■ **WORK INSTRUCTIONS**: Read the lines below and count those that have the word "Ballroom". Respond with the number only.

--- START RECORDED DATA ---

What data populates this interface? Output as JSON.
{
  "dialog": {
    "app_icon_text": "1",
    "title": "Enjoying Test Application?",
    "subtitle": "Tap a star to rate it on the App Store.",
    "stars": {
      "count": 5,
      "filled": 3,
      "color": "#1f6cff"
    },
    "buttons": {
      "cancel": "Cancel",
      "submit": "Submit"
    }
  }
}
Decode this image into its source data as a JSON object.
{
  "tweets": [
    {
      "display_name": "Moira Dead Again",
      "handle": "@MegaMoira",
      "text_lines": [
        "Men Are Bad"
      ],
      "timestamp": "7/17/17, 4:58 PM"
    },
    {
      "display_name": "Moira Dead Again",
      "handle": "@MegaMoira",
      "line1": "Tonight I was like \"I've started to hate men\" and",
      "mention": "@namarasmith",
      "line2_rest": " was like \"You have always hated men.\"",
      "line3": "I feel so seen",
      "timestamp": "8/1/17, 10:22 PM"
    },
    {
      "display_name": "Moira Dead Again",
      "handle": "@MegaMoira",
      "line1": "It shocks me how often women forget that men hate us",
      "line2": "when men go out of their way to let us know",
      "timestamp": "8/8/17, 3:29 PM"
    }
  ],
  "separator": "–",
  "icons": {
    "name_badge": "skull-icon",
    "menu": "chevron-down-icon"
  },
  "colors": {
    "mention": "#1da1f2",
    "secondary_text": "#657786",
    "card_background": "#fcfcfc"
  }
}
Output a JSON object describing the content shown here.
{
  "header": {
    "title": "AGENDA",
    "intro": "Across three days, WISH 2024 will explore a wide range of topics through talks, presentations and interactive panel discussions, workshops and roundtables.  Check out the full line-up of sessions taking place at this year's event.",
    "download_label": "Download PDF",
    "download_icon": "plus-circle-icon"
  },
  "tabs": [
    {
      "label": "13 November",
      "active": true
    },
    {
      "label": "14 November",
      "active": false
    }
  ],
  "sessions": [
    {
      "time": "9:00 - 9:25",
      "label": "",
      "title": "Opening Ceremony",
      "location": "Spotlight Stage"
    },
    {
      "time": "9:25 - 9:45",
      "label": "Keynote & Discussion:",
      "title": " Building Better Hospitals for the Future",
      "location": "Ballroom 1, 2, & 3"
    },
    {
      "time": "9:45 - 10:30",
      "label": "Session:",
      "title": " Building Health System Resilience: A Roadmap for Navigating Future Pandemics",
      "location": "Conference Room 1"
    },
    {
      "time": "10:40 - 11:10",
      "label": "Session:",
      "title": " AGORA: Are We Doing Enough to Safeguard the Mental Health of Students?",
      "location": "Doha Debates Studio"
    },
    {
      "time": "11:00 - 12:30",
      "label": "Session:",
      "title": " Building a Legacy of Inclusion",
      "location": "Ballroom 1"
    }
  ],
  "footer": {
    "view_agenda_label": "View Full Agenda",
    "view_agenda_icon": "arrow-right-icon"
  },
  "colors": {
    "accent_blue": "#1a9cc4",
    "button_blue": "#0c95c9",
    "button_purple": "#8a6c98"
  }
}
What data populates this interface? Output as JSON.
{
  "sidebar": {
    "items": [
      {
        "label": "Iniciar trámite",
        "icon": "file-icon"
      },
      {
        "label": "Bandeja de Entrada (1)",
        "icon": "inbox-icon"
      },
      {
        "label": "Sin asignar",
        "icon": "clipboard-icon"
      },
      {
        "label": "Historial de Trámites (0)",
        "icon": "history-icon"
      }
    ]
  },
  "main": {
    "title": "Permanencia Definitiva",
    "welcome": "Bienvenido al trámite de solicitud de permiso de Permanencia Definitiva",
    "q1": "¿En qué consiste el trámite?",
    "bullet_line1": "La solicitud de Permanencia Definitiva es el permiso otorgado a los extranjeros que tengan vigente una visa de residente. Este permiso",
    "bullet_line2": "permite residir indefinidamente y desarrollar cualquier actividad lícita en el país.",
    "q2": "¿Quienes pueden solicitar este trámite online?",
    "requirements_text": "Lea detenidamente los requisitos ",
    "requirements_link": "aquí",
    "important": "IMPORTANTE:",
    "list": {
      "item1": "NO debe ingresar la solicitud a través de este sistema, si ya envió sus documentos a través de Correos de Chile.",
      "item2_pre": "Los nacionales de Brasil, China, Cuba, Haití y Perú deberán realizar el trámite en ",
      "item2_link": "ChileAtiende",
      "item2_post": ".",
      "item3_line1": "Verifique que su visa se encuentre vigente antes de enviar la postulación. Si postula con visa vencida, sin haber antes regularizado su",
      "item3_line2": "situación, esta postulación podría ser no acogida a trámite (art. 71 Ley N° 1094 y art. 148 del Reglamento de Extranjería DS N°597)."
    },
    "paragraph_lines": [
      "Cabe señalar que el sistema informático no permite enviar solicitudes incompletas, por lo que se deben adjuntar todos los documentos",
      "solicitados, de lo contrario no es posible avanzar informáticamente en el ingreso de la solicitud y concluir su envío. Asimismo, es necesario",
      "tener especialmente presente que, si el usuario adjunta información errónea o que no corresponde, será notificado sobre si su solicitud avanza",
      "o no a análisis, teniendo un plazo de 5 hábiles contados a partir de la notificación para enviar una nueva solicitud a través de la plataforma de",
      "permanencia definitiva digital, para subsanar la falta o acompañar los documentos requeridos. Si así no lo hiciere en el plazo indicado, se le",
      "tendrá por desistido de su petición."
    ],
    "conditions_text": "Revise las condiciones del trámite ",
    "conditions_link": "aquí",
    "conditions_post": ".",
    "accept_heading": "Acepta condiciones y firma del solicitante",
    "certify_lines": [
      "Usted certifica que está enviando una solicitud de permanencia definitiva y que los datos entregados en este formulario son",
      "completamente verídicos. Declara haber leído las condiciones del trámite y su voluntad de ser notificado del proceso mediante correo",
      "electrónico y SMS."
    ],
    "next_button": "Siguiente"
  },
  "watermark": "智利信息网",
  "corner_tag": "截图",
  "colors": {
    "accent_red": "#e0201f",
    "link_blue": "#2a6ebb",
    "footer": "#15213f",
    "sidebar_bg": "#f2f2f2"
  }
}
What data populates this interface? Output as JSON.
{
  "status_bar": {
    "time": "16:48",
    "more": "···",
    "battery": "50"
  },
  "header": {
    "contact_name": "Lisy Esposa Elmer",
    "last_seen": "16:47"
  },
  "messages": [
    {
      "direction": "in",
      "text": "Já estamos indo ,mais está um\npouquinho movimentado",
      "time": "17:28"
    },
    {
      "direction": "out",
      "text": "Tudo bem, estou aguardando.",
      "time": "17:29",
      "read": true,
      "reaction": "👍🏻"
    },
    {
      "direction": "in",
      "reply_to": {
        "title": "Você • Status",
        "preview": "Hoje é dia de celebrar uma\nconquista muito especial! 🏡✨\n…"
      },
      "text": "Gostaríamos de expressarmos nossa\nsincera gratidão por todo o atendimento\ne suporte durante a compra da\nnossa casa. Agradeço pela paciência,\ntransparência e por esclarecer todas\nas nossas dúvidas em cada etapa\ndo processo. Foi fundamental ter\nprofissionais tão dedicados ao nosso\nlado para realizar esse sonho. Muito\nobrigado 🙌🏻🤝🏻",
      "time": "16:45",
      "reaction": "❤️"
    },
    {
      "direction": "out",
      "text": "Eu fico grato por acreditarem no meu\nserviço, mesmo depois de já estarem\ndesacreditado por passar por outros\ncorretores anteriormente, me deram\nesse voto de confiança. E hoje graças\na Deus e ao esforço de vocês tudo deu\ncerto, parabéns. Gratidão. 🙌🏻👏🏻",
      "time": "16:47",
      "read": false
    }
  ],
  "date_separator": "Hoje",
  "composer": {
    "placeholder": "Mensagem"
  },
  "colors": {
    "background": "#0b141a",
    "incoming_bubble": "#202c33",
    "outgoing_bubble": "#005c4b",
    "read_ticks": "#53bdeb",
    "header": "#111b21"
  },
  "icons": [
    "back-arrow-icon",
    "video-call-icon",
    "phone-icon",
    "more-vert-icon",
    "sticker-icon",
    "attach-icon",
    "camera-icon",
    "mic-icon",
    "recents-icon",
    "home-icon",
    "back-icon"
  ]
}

--- END RECORDED DATA ---

■ **FINAL ANSWER**: 2